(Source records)
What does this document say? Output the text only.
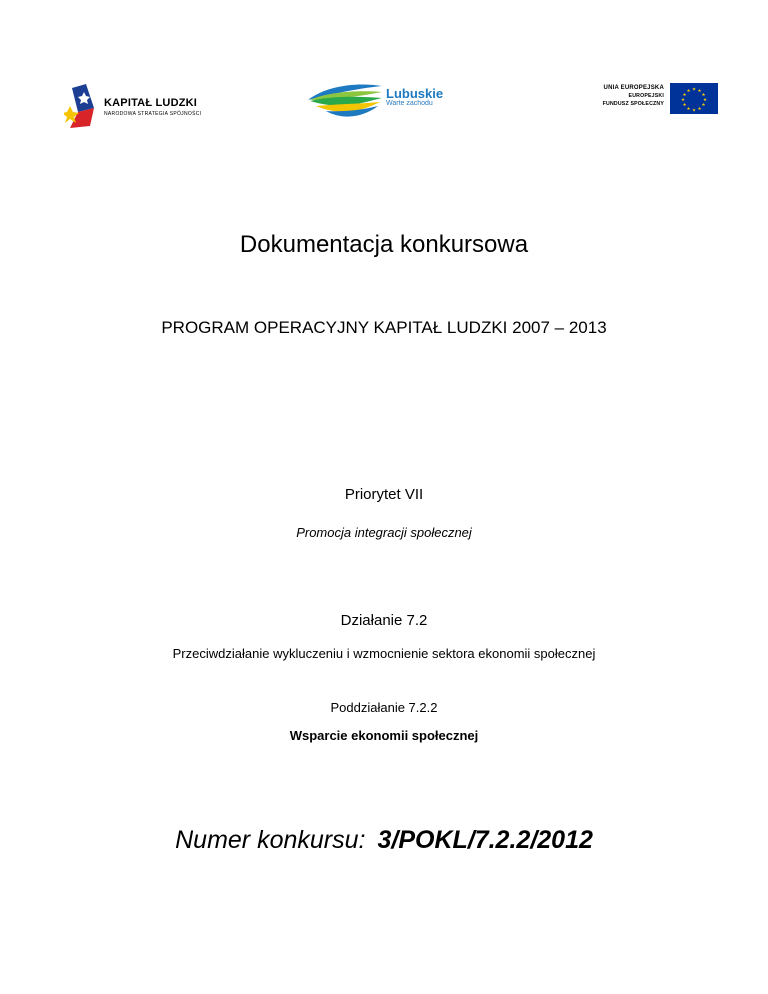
KAPITAŁ LUDZKI
NARODOWA STRATEGIA SPÓJNOŚCI
Lubuskie
Warte zachodu
UNIA EUROPEJSKA
EUROPEJSKI
FUNDUSZ SPOŁECZNY
★ ★
★
★
★
★
★
★
★
★
★
★
Dokumentacja konkursowa
PROGRAM OPERACYJNY KAPITAŁ LUDZKI 2007 – 2013
Priorytet VII
Promocja integracji społecznej
Działanie 7.2
Przeciwdziałanie wykluczeniu i wzmocnienie sektora ekonomii społecznej
Poddziałanie 7.2.2
Wsparcie ekonomii społecznej
Numer konkursu: 3/POKL/7.2.2/2012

# TASK INSTRUCTIONS
Pick out the lines that have the word "społecznej". Copy them all.

# THE COMPLETED TASK
Promocja integracji społecznej
Przeciwdziałanie wykluczeniu i wzmocnienie sektora ekonomii społecznej
Wsparcie ekonomii społecznej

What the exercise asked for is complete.